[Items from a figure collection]

>>>>>

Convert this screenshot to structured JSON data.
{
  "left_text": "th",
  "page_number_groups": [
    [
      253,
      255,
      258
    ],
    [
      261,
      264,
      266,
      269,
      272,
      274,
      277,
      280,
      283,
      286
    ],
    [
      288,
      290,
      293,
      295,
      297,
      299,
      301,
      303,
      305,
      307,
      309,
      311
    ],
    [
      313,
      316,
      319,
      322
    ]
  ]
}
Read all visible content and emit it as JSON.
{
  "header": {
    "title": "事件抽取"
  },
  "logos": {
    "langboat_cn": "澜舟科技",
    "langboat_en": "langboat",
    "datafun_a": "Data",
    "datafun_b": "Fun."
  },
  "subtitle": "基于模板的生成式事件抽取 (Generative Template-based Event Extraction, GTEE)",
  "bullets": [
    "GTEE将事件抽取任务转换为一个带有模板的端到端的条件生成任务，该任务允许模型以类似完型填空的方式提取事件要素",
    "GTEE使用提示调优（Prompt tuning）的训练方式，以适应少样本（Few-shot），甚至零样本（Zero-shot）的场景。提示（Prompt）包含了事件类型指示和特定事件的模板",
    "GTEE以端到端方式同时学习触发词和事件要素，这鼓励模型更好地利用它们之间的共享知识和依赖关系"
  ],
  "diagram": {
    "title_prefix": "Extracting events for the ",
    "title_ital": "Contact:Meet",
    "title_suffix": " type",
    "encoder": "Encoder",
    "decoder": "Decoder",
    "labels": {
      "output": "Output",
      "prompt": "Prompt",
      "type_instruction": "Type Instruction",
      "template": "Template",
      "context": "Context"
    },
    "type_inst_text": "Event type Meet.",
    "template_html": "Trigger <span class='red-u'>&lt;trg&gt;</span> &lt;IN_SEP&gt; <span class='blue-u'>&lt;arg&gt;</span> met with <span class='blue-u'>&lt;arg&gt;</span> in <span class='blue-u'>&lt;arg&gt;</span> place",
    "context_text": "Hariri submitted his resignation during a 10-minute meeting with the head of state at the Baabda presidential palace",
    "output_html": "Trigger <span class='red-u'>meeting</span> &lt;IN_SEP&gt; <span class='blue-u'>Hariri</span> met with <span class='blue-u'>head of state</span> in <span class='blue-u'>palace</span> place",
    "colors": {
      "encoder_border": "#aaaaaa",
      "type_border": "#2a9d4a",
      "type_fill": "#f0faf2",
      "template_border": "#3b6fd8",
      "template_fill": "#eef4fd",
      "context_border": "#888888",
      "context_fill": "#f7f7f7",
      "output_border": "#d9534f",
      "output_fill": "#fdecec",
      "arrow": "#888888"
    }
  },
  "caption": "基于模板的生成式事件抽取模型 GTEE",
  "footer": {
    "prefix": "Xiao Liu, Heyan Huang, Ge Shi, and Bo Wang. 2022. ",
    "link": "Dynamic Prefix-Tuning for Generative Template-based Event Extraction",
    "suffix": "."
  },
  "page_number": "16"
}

<<<<<

**Your objective**
Pull every line containing "place" from the material above.

**Reply to the exercise**
    "template_html": "Trigger <span class='red-u'>&lt;trg&gt;</span> &lt;IN_SEP&gt; <span class='blue-u'>&lt;arg&gt;</span> met with <span class='blue-u'>&lt;arg&gt;</span> in <span class='blue-u'>&lt;arg&gt;</span> place",
    "output_html": "Trigger <span class='red-u'>meeting</span> &lt;IN_SEP&gt; <span class='blue-u'>Hariri</span> met with <span class='blue-u'>head of state</span> in <span class='blue-u'>palace</span> place",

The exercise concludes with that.